Short exercise: Retype, character for character, every line from the start of the records down to and including the line that holds "pyramid-bands <box>22 30 498 550</box>".

Element and region data
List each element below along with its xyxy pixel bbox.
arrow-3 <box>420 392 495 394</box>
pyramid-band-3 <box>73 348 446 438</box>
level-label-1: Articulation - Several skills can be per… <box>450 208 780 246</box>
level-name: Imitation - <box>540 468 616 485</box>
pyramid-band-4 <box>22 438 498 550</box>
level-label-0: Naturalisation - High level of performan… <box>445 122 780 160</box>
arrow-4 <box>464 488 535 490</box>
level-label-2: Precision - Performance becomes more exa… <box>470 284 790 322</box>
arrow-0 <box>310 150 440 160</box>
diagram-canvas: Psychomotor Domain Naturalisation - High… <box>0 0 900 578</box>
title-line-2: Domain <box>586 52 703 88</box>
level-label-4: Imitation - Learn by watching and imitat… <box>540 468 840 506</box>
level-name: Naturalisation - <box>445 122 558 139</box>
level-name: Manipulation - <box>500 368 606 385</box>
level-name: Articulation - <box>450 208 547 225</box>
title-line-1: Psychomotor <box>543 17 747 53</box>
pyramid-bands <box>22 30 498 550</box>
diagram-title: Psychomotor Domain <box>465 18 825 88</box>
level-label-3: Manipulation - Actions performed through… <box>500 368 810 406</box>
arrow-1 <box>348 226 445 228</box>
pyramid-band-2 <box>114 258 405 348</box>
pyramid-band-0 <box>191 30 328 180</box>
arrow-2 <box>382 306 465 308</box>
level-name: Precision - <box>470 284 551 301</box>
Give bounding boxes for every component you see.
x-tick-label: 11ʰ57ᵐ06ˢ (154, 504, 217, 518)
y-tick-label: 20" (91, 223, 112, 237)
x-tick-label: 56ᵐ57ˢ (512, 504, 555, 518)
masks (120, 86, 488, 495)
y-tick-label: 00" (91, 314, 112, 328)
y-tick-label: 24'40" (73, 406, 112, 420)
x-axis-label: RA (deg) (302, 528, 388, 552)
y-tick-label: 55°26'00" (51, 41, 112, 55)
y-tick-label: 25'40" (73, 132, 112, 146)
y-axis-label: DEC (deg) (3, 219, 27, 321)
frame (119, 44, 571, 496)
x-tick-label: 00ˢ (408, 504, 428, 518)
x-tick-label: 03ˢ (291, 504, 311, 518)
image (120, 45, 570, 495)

Solved exercise:
List each element below along with its xyxy pixel bbox.
arrow-3 <box>420 392 495 394</box>
pyramid-band-3 <box>73 348 446 438</box>
level-label-1: Articulation - Several skills can be per… <box>450 208 780 246</box>
level-name: Imitation - <box>540 468 616 485</box>
pyramid-band-4 <box>22 438 498 550</box>
level-label-0: Naturalisation - High level of performan… <box>445 122 780 160</box>
arrow-4 <box>464 488 535 490</box>
level-label-2: Precision - Performance becomes more exa… <box>470 284 790 322</box>
arrow-0 <box>310 150 440 160</box>
diagram-canvas: Psychomotor Domain Naturalisation - High… <box>0 0 900 578</box>
title-line-2: Domain <box>586 52 703 88</box>
level-label-4: Imitation - Learn by watching and imitat… <box>540 468 840 506</box>
level-name: Naturalisation - <box>445 122 558 139</box>
level-name: Manipulation - <box>500 368 606 385</box>
level-name: Articulation - <box>450 208 547 225</box>
title-line-1: Psychomotor <box>543 17 747 53</box>
pyramid-bands <box>22 30 498 550</box>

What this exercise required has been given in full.